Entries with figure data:
================

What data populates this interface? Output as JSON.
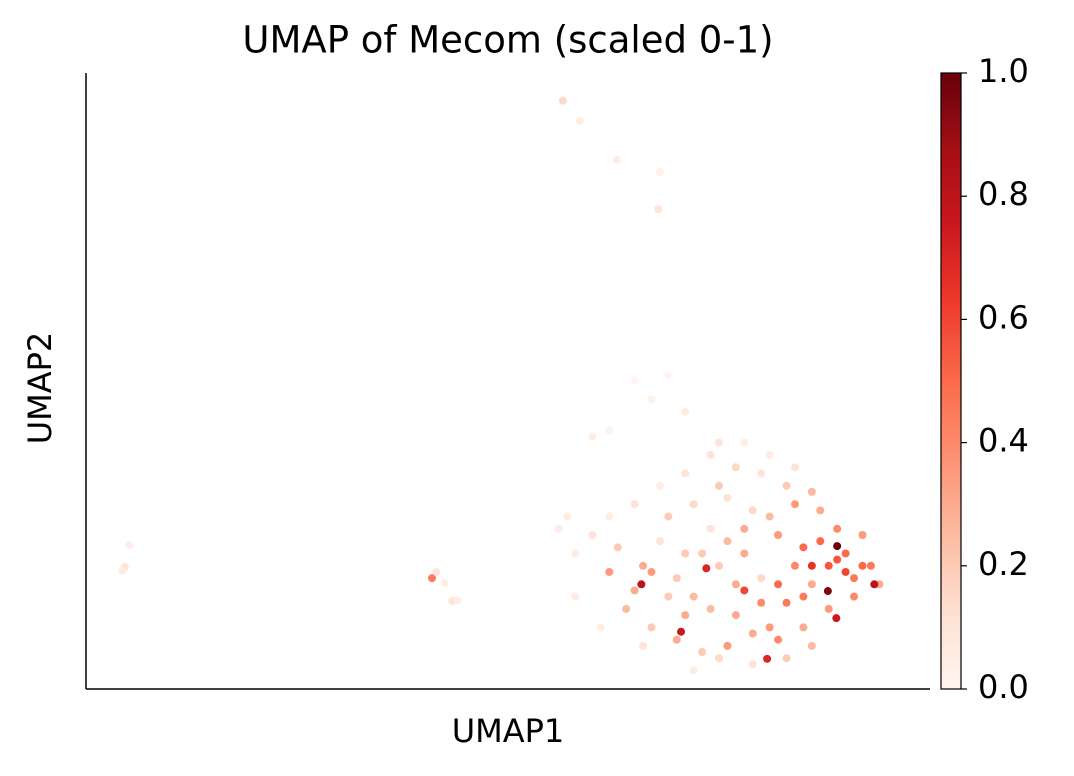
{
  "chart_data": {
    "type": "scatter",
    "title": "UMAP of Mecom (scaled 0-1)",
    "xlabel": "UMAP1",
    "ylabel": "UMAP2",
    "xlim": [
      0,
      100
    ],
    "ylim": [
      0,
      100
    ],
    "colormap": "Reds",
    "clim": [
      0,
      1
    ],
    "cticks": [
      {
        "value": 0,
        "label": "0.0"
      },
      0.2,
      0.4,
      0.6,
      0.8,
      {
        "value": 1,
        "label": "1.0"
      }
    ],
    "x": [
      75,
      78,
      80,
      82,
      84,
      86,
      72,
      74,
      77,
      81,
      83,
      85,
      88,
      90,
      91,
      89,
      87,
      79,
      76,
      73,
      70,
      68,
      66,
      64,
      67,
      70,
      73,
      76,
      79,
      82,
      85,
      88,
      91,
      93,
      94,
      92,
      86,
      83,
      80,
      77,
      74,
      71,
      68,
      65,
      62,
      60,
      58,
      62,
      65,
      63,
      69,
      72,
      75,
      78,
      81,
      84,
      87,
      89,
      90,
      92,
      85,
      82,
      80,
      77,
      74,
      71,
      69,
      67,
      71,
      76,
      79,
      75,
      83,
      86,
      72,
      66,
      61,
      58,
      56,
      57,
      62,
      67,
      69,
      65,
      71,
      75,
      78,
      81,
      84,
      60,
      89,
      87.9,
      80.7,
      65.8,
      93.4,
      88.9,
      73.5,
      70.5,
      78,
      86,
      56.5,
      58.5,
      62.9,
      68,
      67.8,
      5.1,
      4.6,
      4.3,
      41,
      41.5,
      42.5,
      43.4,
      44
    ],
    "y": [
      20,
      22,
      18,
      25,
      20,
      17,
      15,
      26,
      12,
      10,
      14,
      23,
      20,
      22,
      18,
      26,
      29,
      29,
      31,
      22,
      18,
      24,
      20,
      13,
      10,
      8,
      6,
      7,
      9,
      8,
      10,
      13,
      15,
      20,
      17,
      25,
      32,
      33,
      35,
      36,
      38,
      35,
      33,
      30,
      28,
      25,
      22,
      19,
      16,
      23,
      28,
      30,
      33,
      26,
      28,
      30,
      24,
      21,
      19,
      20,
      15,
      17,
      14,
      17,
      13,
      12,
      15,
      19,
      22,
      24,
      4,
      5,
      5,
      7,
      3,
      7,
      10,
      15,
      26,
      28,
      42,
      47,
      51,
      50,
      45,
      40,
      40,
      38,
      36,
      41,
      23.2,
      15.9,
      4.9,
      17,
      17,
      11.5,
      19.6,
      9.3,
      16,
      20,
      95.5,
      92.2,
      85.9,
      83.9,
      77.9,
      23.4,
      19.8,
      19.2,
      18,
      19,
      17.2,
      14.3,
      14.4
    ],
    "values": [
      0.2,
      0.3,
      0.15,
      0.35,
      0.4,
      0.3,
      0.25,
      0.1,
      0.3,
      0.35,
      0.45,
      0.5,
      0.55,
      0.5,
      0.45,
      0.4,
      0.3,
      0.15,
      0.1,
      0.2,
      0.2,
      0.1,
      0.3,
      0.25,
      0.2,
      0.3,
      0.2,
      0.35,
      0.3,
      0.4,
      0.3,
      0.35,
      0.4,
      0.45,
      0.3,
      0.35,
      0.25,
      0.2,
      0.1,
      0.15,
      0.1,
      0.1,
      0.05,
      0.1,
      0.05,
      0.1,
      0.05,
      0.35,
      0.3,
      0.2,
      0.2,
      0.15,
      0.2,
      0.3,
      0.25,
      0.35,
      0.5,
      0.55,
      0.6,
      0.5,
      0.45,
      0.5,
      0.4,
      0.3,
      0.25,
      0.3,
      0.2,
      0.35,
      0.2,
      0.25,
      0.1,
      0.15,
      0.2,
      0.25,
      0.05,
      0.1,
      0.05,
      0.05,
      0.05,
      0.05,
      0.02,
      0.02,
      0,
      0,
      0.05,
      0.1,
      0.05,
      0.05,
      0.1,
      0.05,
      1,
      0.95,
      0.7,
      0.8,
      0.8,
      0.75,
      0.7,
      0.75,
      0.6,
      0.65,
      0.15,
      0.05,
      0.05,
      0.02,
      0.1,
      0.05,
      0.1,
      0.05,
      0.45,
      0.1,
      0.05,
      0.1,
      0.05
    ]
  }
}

================

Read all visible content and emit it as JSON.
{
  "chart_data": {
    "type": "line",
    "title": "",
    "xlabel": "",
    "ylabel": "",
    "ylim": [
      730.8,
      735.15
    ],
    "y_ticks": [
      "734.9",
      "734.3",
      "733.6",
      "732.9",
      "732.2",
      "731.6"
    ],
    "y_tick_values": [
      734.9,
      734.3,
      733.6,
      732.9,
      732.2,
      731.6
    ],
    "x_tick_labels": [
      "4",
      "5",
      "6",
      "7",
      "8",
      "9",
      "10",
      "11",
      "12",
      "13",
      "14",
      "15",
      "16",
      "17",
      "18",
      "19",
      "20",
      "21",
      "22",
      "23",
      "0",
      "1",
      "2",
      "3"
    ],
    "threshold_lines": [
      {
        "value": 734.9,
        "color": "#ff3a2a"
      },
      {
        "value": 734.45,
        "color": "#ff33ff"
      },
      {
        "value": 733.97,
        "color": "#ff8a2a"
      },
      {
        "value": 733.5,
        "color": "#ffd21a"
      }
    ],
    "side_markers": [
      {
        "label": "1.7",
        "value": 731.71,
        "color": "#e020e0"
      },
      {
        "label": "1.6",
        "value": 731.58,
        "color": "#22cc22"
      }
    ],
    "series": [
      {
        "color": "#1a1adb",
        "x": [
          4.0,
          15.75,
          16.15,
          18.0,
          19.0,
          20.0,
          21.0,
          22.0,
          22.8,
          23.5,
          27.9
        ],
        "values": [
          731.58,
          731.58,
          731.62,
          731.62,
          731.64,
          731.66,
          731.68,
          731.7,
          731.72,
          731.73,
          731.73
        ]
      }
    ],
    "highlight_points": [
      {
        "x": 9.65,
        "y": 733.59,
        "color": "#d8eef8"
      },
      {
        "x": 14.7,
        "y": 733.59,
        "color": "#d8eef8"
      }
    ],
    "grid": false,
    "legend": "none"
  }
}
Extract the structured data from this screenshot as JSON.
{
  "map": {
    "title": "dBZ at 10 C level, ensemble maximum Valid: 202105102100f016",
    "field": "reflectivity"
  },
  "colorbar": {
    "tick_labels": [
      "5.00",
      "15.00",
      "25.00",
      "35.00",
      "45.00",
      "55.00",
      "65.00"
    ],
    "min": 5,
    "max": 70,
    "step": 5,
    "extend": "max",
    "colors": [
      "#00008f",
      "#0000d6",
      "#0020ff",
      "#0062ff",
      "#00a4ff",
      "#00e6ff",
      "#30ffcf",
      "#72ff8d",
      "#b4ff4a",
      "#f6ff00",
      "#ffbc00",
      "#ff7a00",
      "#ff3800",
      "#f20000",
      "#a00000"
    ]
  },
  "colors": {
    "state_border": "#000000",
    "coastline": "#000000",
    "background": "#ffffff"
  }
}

================

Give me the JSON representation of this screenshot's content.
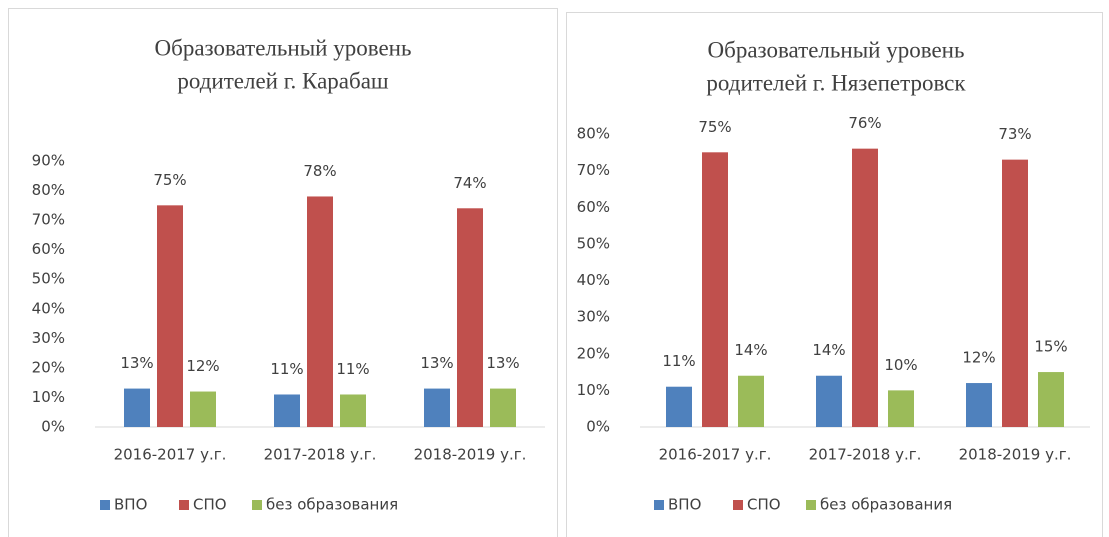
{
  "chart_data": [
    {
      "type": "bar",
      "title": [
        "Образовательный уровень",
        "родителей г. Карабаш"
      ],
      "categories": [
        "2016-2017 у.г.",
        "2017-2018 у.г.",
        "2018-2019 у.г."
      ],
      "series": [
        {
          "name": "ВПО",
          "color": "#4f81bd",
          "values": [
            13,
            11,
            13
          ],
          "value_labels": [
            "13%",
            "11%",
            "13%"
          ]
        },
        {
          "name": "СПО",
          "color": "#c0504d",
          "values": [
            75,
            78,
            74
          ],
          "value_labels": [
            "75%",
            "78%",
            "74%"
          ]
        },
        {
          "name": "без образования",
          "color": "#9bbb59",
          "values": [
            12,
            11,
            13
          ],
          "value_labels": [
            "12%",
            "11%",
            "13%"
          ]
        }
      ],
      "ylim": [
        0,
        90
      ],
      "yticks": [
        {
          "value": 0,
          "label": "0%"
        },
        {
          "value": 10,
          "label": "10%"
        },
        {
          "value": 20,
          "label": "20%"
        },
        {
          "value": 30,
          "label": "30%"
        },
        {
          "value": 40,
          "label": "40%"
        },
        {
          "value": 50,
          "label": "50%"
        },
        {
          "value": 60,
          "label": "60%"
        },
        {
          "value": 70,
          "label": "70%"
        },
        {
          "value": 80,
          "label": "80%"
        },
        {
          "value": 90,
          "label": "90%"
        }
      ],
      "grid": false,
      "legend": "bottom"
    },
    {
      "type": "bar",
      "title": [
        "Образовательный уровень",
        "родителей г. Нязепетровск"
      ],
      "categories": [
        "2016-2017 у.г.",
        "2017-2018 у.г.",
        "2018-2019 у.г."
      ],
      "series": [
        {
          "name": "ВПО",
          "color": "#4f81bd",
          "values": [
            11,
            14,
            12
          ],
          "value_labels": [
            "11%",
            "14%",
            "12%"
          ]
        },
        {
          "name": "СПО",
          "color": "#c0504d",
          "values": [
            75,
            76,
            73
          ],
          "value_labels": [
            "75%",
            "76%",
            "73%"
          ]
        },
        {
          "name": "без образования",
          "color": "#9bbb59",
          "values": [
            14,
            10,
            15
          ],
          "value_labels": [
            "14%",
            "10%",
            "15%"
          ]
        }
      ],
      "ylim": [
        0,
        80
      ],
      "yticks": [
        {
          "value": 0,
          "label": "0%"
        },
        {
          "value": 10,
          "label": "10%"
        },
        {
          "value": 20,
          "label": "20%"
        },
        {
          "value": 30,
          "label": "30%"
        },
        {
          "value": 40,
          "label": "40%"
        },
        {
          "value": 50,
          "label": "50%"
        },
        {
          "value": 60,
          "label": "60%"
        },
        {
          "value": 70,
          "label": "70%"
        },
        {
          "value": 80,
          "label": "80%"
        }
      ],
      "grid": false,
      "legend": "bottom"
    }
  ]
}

================

▶ **DIRECTIONS FOR THIS TASK**
Select all lines with the word "родителей" from the entries above.

▶ **FINISHED ANSWER**
        "родителей г. Карабаш"
        "родителей г. Нязепетровск"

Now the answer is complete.